# START OF DATA FOR THE TASK

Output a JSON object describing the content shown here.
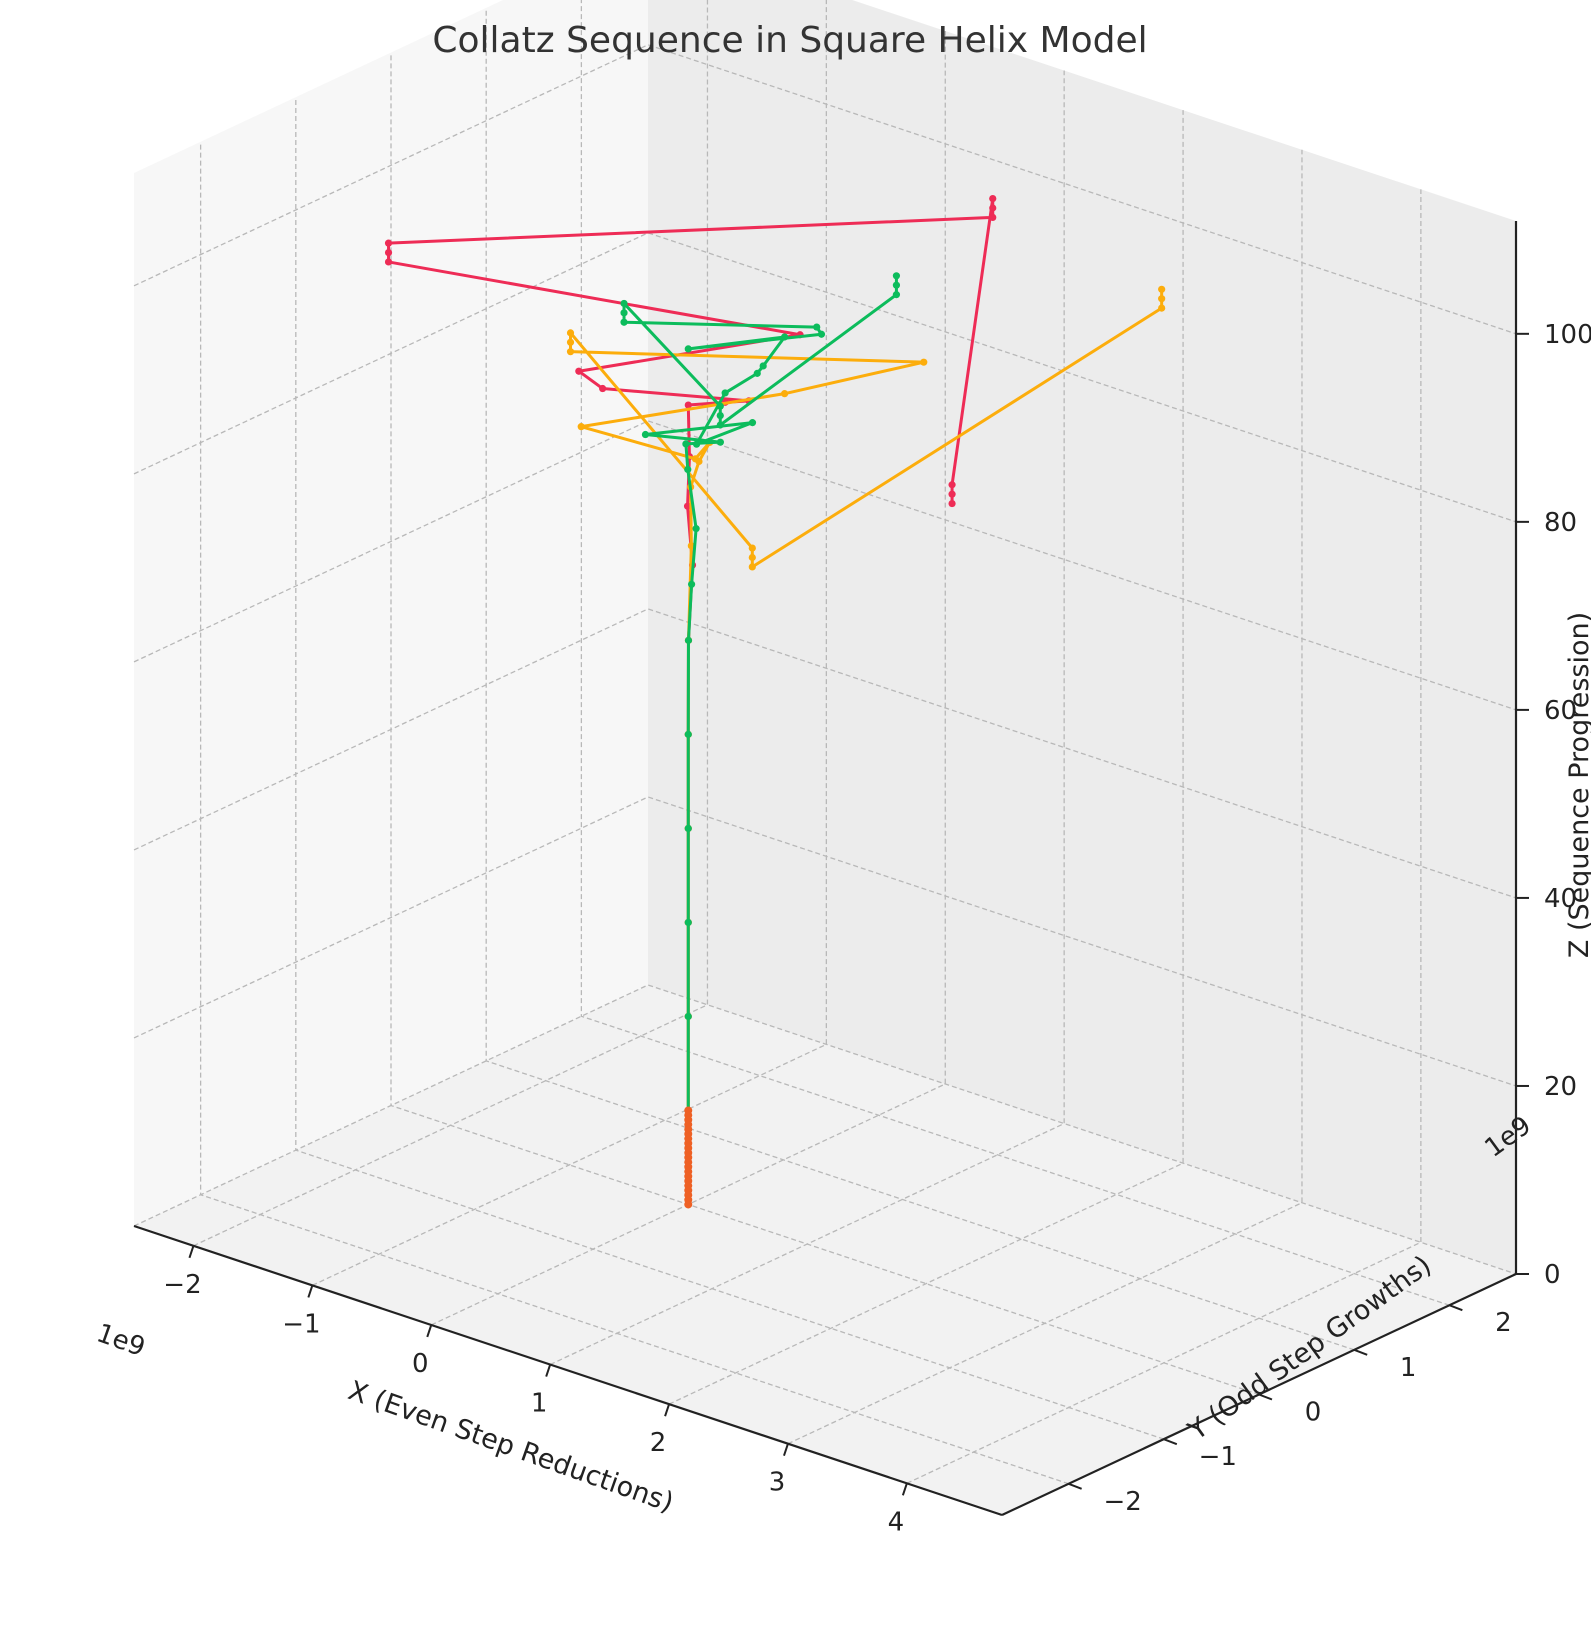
{
  "chart_data": {
    "type": "line",
    "projection": "3d",
    "title": "Collatz Sequence in Square Helix Model",
    "xlabel": "X (Even Step Reductions)",
    "ylabel": "Y (Odd Step Growths)",
    "zlabel": "Z (Sequence Progression)",
    "x_offset_label": "1e9",
    "y_offset_label": "1e9",
    "x_ticks": [
      "−2",
      "−1",
      "0",
      "1",
      "2",
      "3",
      "4"
    ],
    "y_ticks": [
      "−2",
      "−1",
      "0",
      "1",
      "2"
    ],
    "z_ticks": [
      "0",
      "20",
      "40",
      "60",
      "80",
      "100"
    ],
    "xlim": [
      -2.5,
      4.8
    ],
    "ylim": [
      -2.7,
      2.7
    ],
    "zlim": [
      0,
      112
    ],
    "grid": true,
    "legend": "none",
    "colors": {
      "red": "#ee2c56",
      "orange": "#fcad0c",
      "green": "#0cbc5c",
      "start": "#ee6024"
    },
    "series": [
      {
        "color": "#ee2c56",
        "points": [
          [
            0,
            0,
            0
          ],
          [
            0,
            0,
            10
          ],
          [
            0,
            0,
            20
          ],
          [
            0,
            0,
            30
          ],
          [
            0,
            0,
            40
          ],
          [
            0,
            0,
            50
          ],
          [
            0.001,
            0.001,
            60
          ],
          [
            0.02,
            0.02,
            68
          ],
          [
            -0.03,
            0.03,
            74
          ],
          [
            0.05,
            -0.05,
            80
          ],
          [
            -0.2,
            0.25,
            83
          ],
          [
            0.15,
            0.2,
            85
          ],
          [
            0.35,
            0.2,
            86
          ],
          [
            -0.4,
            -0.4,
            87
          ],
          [
            -0.6,
            -0.4,
            88
          ],
          [
            0.5,
            0.55,
            92
          ],
          [
            -1.4,
            -1.4,
            101
          ],
          [
            -1.4,
            -1.4,
            102
          ],
          [
            -1.4,
            -1.4,
            103
          ],
          [
            1.4,
            1.45,
            104
          ],
          [
            1.4,
            1.45,
            105
          ],
          [
            1.4,
            1.45,
            106
          ],
          [
            4.3,
            -2.6,
            107
          ],
          [
            4.3,
            -2.6,
            106
          ],
          [
            4.3,
            -2.6,
            105
          ]
        ]
      },
      {
        "color": "#fcad0c",
        "points": [
          [
            0,
            0,
            0
          ],
          [
            0,
            0,
            10
          ],
          [
            0,
            0,
            20
          ],
          [
            0,
            0,
            30
          ],
          [
            0,
            0,
            40
          ],
          [
            0,
            0,
            50
          ],
          [
            0.001,
            0.001,
            60
          ],
          [
            0.01,
            0.02,
            70
          ],
          [
            -0.02,
            0.05,
            76
          ],
          [
            0.05,
            0.05,
            79
          ],
          [
            0.1,
            0.1,
            81
          ],
          [
            0.3,
            -0.3,
            82
          ],
          [
            -0.5,
            -0.5,
            83
          ],
          [
            0.45,
            0.45,
            86
          ],
          [
            1.1,
            1.1,
            89
          ],
          [
            -0.55,
            -0.55,
            91
          ],
          [
            -0.55,
            -0.55,
            92
          ],
          [
            -0.55,
            -0.55,
            93
          ],
          [
            2.7,
            -2.7,
            94
          ],
          [
            2.7,
            -2.7,
            93
          ],
          [
            2.7,
            -2.7,
            92
          ],
          [
            1.9,
            2.6,
            91
          ],
          [
            1.9,
            2.6,
            92
          ],
          [
            1.9,
            2.6,
            93
          ]
        ]
      },
      {
        "color": "#0cbc5c",
        "points": [
          [
            0,
            0,
            0
          ],
          [
            0,
            0,
            10
          ],
          [
            0,
            0,
            20
          ],
          [
            0,
            0,
            30
          ],
          [
            0,
            0,
            40
          ],
          [
            0,
            0,
            50
          ],
          [
            0.001,
            0.001,
            60
          ],
          [
            0.02,
            0.01,
            66
          ],
          [
            0.05,
            0.02,
            72
          ],
          [
            -0.02,
            0.02,
            78
          ],
          [
            -0.1,
            0.1,
            80
          ],
          [
            0.15,
            0.15,
            81
          ],
          [
            -0.2,
            -0.2,
            82
          ],
          [
            0.3,
            0.3,
            83
          ],
          [
            0.35,
            -0.35,
            84
          ],
          [
            0.15,
            0.2,
            86
          ],
          [
            0.3,
            0.35,
            88
          ],
          [
            0.35,
            0.35,
            89
          ],
          [
            0.25,
            0.7,
            90
          ],
          [
            0,
            0,
            91
          ],
          [
            0.6,
            0.65,
            92
          ],
          [
            0.6,
            0.6,
            93
          ],
          [
            -0.3,
            -0.3,
            94
          ],
          [
            -0.3,
            -0.3,
            95
          ],
          [
            -0.3,
            -0.3,
            96
          ],
          [
            1.35,
            -1.35,
            97
          ],
          [
            1.35,
            -1.35,
            96
          ],
          [
            1.35,
            -1.35,
            95
          ],
          [
            0.75,
            1.25,
            94
          ],
          [
            0.75,
            1.25,
            95
          ],
          [
            0.75,
            1.25,
            96
          ]
        ]
      }
    ]
  }
}
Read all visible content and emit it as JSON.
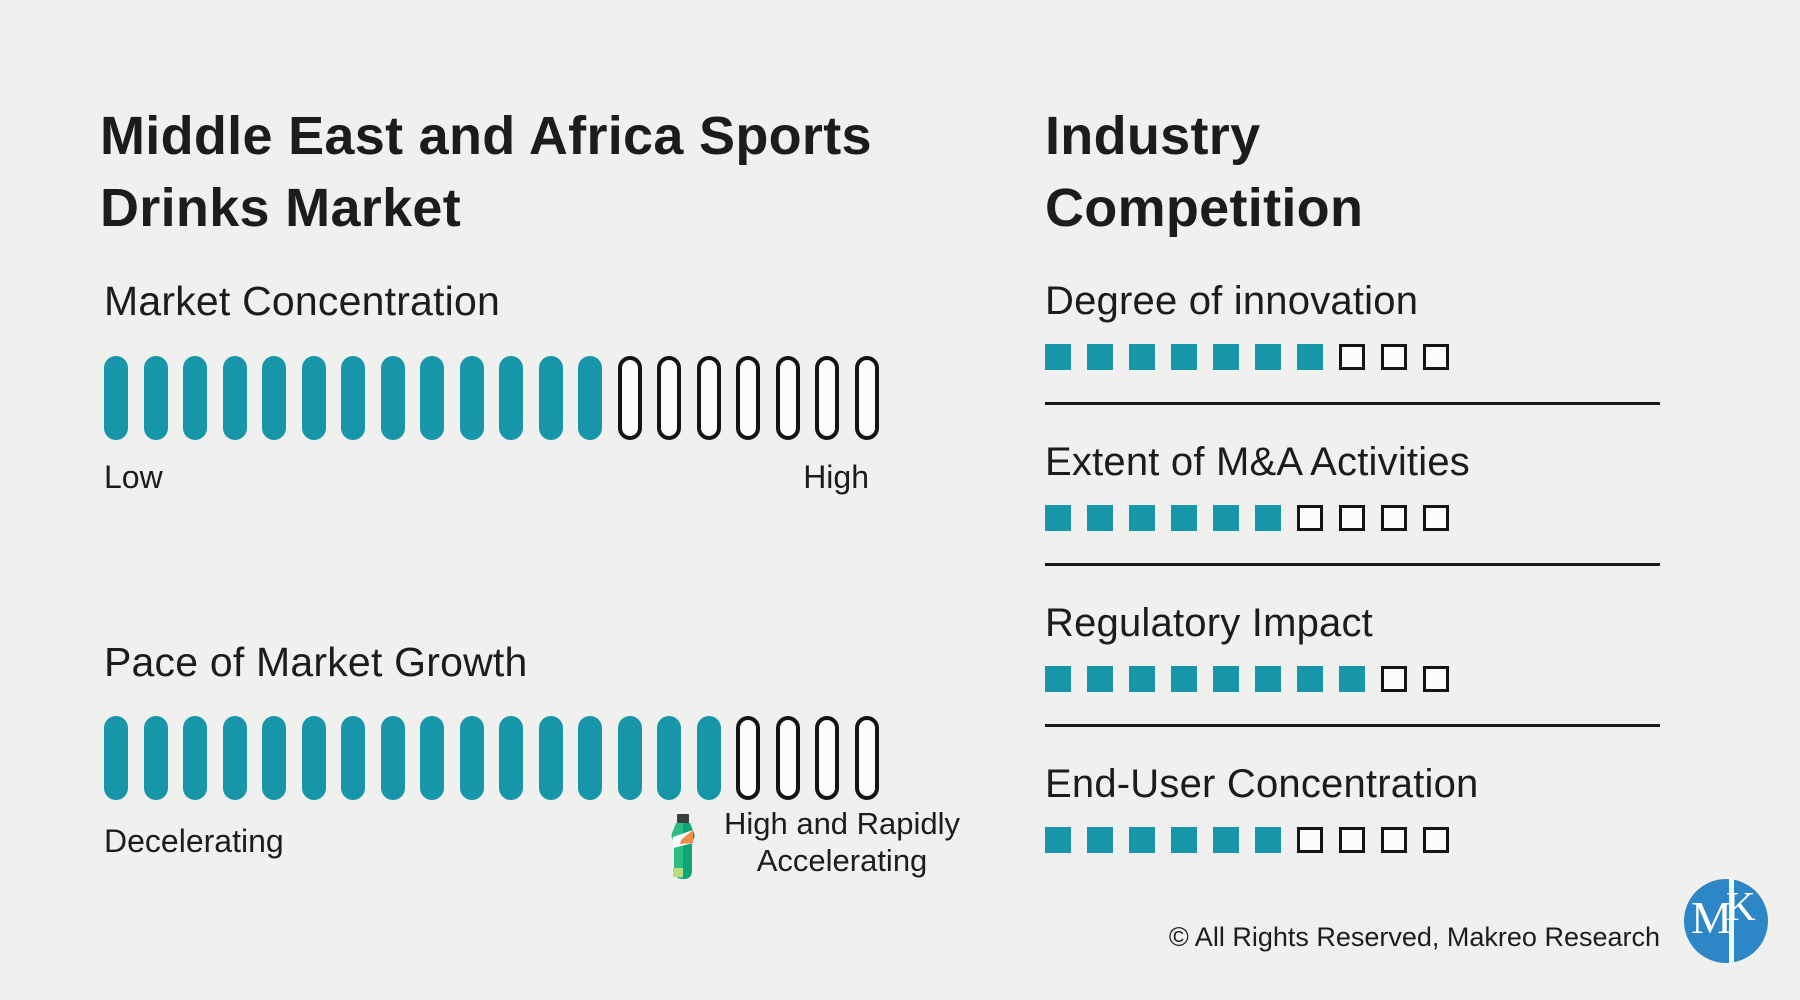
{
  "chart_data": {
    "type": "bar",
    "subtype": "segmented-meter-infographic",
    "left": {
      "title": "Middle East and Africa Sports\nDrinks Market",
      "meters": [
        {
          "label": "Market Concentration",
          "filled": 13,
          "total": 20,
          "min_label": "Low",
          "max_label": "High"
        },
        {
          "label": "Pace of Market Growth",
          "filled": 16,
          "total": 20,
          "min_label": "Decelerating",
          "max_label": "High and Rapidly\nAccelerating"
        }
      ]
    },
    "right": {
      "title": "Industry\nCompetition",
      "meters": [
        {
          "label": "Degree of innovation",
          "filled": 7,
          "total": 10
        },
        {
          "label": "Extent of M&A Activities",
          "filled": 6,
          "total": 10
        },
        {
          "label": "Regulatory Impact",
          "filled": 8,
          "total": 10
        },
        {
          "label": "End-User Concentration",
          "filled": 6,
          "total": 10
        }
      ]
    },
    "legend_position": "none",
    "grid": false
  },
  "footer": {
    "copyright": "© All Rights Reserved, Makreo Research"
  },
  "logo": {
    "m": "M",
    "k": "K"
  },
  "icons": {
    "bottle": "sports-drink-bottle-icon"
  },
  "colors": {
    "accent_teal": "#1795a9",
    "background": "#f0f0ee",
    "text": "#1c1c1c",
    "segment_outline": "#141414",
    "logo_blue": "#2d87c6",
    "bottle_green": "#2ebc83",
    "bottle_dark_green": "#0ea578",
    "bottle_orange": "#f08c4b",
    "bottle_light_green": "#b9dc7f",
    "bottle_cap": "#3a3f42"
  }
}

# END OF DATA FOR THE TASK

WHAT YOU WILL DO
Which lines include the word "filled"? List them all.

WORKED SOLUTION
          "filled": 13,
          "filled": 16,
          "filled": 7,
          "filled": 6,
          "filled": 8,
          "filled": 6,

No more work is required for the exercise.